To do> Omit every picture while repeating the entries exactly.

Input data>
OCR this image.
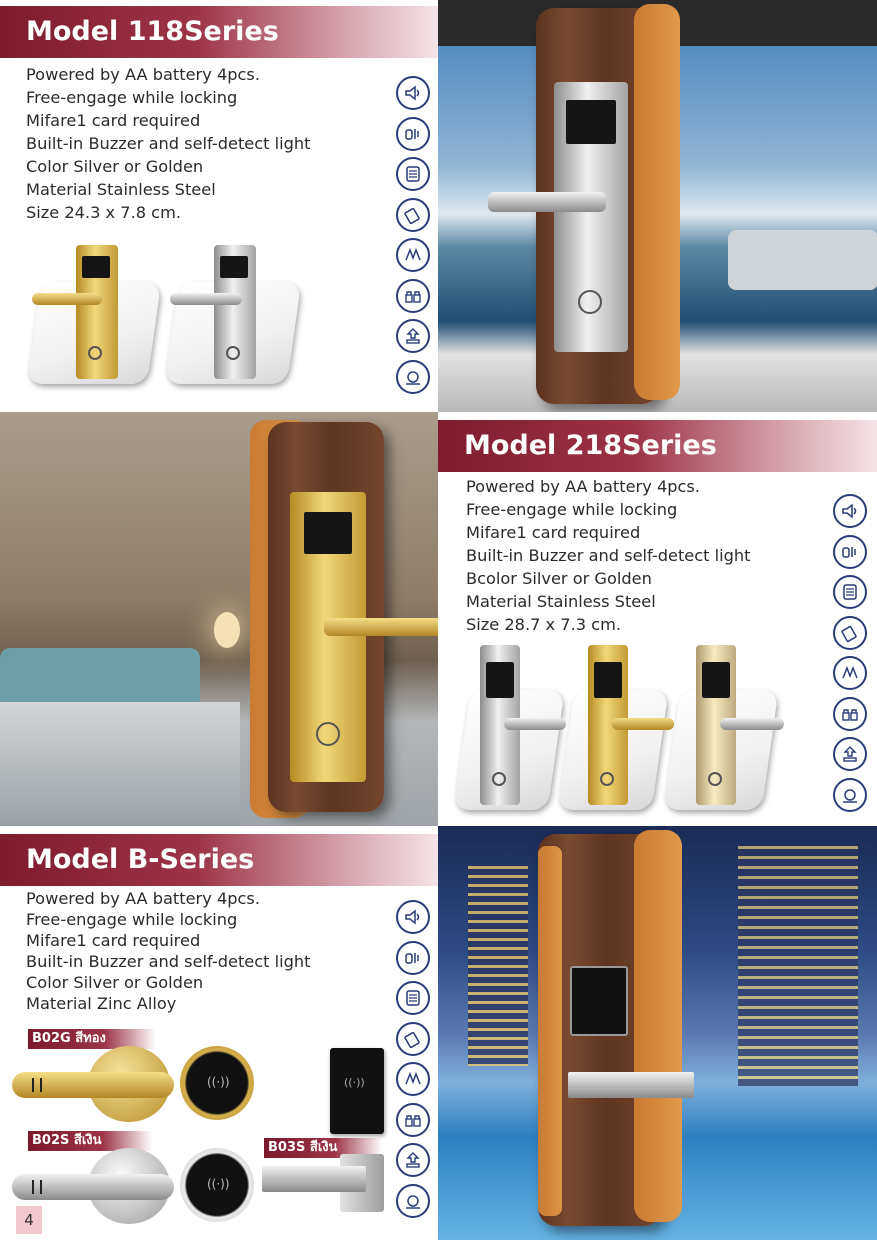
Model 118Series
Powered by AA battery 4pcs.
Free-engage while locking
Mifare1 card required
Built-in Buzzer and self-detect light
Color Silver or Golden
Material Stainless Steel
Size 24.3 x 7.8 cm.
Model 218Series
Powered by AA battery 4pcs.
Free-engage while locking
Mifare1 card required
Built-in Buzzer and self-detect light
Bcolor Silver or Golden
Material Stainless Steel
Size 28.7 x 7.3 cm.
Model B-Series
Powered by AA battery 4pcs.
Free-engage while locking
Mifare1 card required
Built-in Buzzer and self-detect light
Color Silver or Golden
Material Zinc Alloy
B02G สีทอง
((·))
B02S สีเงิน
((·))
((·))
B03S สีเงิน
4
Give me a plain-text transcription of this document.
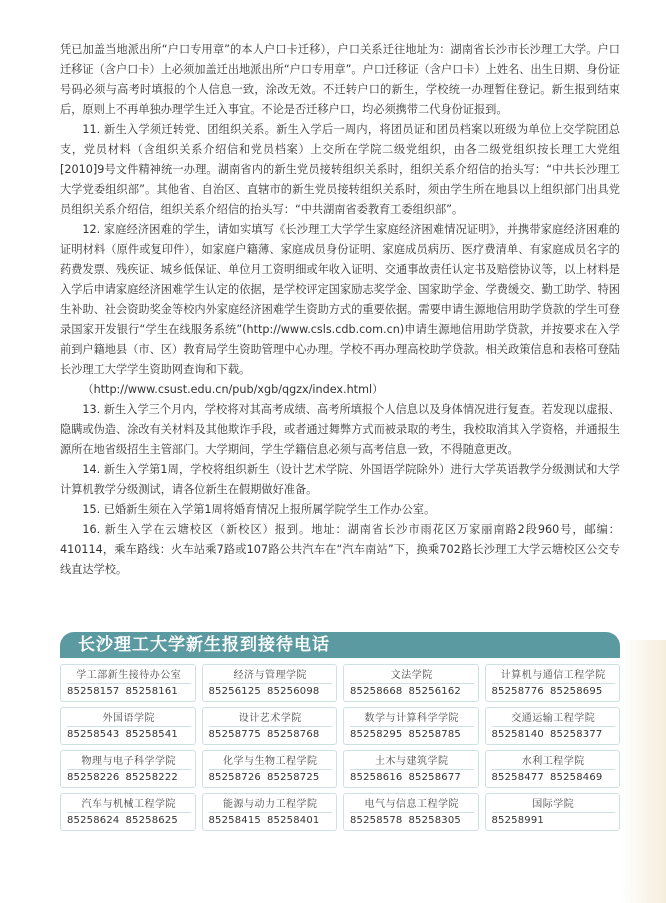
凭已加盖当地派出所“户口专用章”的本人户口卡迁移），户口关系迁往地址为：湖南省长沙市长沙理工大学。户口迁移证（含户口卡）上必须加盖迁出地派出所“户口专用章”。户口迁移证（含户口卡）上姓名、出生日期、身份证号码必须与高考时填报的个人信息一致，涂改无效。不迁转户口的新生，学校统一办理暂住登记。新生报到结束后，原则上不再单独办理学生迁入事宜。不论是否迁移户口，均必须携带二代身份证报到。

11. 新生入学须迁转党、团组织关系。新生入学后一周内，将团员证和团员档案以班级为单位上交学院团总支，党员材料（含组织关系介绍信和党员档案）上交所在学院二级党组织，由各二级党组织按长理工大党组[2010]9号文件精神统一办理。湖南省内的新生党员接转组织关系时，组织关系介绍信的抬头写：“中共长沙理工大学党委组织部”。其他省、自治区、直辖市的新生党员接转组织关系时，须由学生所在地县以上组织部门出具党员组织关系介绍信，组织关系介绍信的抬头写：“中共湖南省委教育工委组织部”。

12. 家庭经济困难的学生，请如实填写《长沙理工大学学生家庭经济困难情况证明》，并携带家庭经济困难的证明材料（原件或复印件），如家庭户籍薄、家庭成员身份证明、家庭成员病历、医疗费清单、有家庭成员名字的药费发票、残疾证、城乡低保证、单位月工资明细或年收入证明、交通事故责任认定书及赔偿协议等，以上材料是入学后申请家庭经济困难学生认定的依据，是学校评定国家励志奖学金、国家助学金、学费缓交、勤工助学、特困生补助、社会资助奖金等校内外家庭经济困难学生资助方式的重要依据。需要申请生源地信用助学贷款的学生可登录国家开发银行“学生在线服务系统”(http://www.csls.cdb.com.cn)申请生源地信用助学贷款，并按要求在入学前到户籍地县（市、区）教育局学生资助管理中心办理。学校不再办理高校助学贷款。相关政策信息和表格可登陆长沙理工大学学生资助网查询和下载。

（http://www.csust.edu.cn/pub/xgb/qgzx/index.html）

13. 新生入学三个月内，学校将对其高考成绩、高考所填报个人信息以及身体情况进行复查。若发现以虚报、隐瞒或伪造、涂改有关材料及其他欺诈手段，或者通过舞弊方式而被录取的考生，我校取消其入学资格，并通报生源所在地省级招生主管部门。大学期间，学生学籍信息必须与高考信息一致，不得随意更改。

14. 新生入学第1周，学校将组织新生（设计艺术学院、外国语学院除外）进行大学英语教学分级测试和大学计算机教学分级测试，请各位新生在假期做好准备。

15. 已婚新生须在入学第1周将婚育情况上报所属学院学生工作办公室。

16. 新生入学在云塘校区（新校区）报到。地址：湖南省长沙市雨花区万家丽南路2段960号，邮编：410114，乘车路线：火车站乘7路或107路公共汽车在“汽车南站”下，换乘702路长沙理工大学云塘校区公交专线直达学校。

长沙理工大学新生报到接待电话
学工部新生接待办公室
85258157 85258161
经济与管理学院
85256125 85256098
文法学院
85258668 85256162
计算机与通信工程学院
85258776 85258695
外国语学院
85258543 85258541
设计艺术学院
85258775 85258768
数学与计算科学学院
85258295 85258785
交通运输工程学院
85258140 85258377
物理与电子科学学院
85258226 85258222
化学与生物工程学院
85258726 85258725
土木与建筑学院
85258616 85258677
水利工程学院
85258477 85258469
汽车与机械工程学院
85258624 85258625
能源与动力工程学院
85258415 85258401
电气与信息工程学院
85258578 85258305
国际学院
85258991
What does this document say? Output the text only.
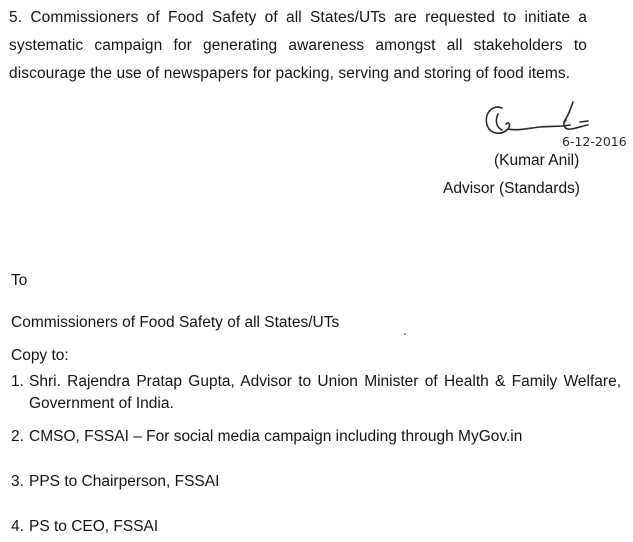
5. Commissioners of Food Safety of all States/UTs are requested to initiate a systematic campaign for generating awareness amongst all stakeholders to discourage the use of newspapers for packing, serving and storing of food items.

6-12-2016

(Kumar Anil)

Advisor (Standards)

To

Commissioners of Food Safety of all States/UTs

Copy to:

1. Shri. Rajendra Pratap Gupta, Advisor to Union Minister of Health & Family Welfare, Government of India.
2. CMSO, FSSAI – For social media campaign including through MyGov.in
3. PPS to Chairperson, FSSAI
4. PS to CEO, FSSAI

Completed exercise>
OCR this image.
Model 118Series
Powered by AA battery 4pcs.
Free-engage while locking
Mifare1 card required
Built-in Buzzer and self-detect light
Color Silver or Golden
Material Stainless Steel
Size 24.3 x 7.8 cm.
Model 218Series
Powered by AA battery 4pcs.
Free-engage while locking
Mifare1 card required
Built-in Buzzer and self-detect light
Bcolor Silver or Golden
Material Stainless Steel
Size 28.7 x 7.3 cm.
Model B-Series
Powered by AA battery 4pcs.
Free-engage while locking
Mifare1 card required
Built-in Buzzer and self-detect light
Color Silver or Golden
Material Zinc Alloy
B02G สีทอง
((·))
B02S สีเงิน
((·))
((·))
B03S สีเงิน
4
Give me a plain-text transcription of this document.
凭已加盖当地派出所“户口专用章”的本人户口卡迁移），户口关系迁往地址为：湖南省长沙市长沙理工大学。户口迁移证（含户口卡）上必须加盖迁出地派出所“户口专用章”。户口迁移证（含户口卡）上姓名、出生日期、身份证号码必须与高考时填报的个人信息一致，涂改无效。不迁转户口的新生，学校统一办理暂住登记。新生报到结束后，原则上不再单独办理学生迁入事宜。不论是否迁移户口，均必须携带二代身份证报到。

11. 新生入学须迁转党、团组织关系。新生入学后一周内，将团员证和团员档案以班级为单位上交学院团总支，党员材料（含组织关系介绍信和党员档案）上交所在学院二级党组织，由各二级党组织按长理工大党组[2010]9号文件精神统一办理。湖南省内的新生党员接转组织关系时，组织关系介绍信的抬头写：“中共长沙理工大学党委组织部”。其他省、自治区、直辖市的新生党员接转组织关系时，须由学生所在地县以上组织部门出具党员组织关系介绍信，组织关系介绍信的抬头写：“中共湖南省委教育工委组织部”。

12. 家庭经济困难的学生，请如实填写《长沙理工大学学生家庭经济困难情况证明》，并携带家庭经济困难的证明材料（原件或复印件），如家庭户籍薄、家庭成员身份证明、家庭成员病历、医疗费清单、有家庭成员名字的药费发票、残疾证、城乡低保证、单位月工资明细或年收入证明、交通事故责任认定书及赔偿协议等，以上材料是入学后申请家庭经济困难学生认定的依据，是学校评定国家励志奖学金、国家助学金、学费缓交、勤工助学、特困生补助、社会资助奖金等校内外家庭经济困难学生资助方式的重要依据。需要申请生源地信用助学贷款的学生可登录国家开发银行“学生在线服务系统”(http://www.csls.cdb.com.cn)申请生源地信用助学贷款，并按要求在入学前到户籍地县（市、区）教育局学生资助管理中心办理。学校不再办理高校助学贷款。相关政策信息和表格可登陆长沙理工大学学生资助网查询和下载。

（http://www.csust.edu.cn/pub/xgb/qgzx/index.html）

13. 新生入学三个月内，学校将对其高考成绩、高考所填报个人信息以及身体情况进行复查。若发现以虚报、隐瞒或伪造、涂改有关材料及其他欺诈手段，或者通过舞弊方式而被录取的考生，我校取消其入学资格，并通报生源所在地省级招生主管部门。大学期间，学生学籍信息必须与高考信息一致，不得随意更改。

14. 新生入学第1周，学校将组织新生（设计艺术学院、外国语学院除外）进行大学英语教学分级测试和大学计算机教学分级测试，请各位新生在假期做好准备。

15. 已婚新生须在入学第1周将婚育情况上报所属学院学生工作办公室。

16. 新生入学在云塘校区（新校区）报到。地址：湖南省长沙市雨花区万家丽南路2段960号，邮编：410114，乘车路线：火车站乘7路或107路公共汽车在“汽车南站”下，换乘702路长沙理工大学云塘校区公交专线直达学校。

长沙理工大学新生报到接待电话
学工部新生接待办公室
85258157 85258161
经济与管理学院
85256125 85256098
文法学院
85258668 85256162
计算机与通信工程学院
85258776 85258695
外国语学院
85258543 85258541
设计艺术学院
85258775 85258768
数学与计算科学学院
85258295 85258785
交通运输工程学院
85258140 85258377
物理与电子科学学院
85258226 85258222
化学与生物工程学院
85258726 85258725
土木与建筑学院
85258616 85258677
水利工程学院
85258477 85258469
汽车与机械工程学院
85258624 85258625
能源与动力工程学院
85258415 85258401
电气与信息工程学院
85258578 85258305
国际学院
85258991
What does this document say? Output the text only.
5. Commissioners of Food Safety of all States/UTs are requested to initiate a systematic campaign for generating awareness amongst all stakeholders to discourage the use of newspapers for packing, serving and storing of food items.

6-12-2016

(Kumar Anil)

Advisor (Standards)

To

Commissioners of Food Safety of all States/UTs

Copy to:

1. Shri. Rajendra Pratap Gupta, Advisor to Union Minister of Health & Family Welfare, Government of India.
2. CMSO, FSSAI – For social media campaign including through MyGov.in
3. PPS to Chairperson, FSSAI
4. PS to CEO, FSSAI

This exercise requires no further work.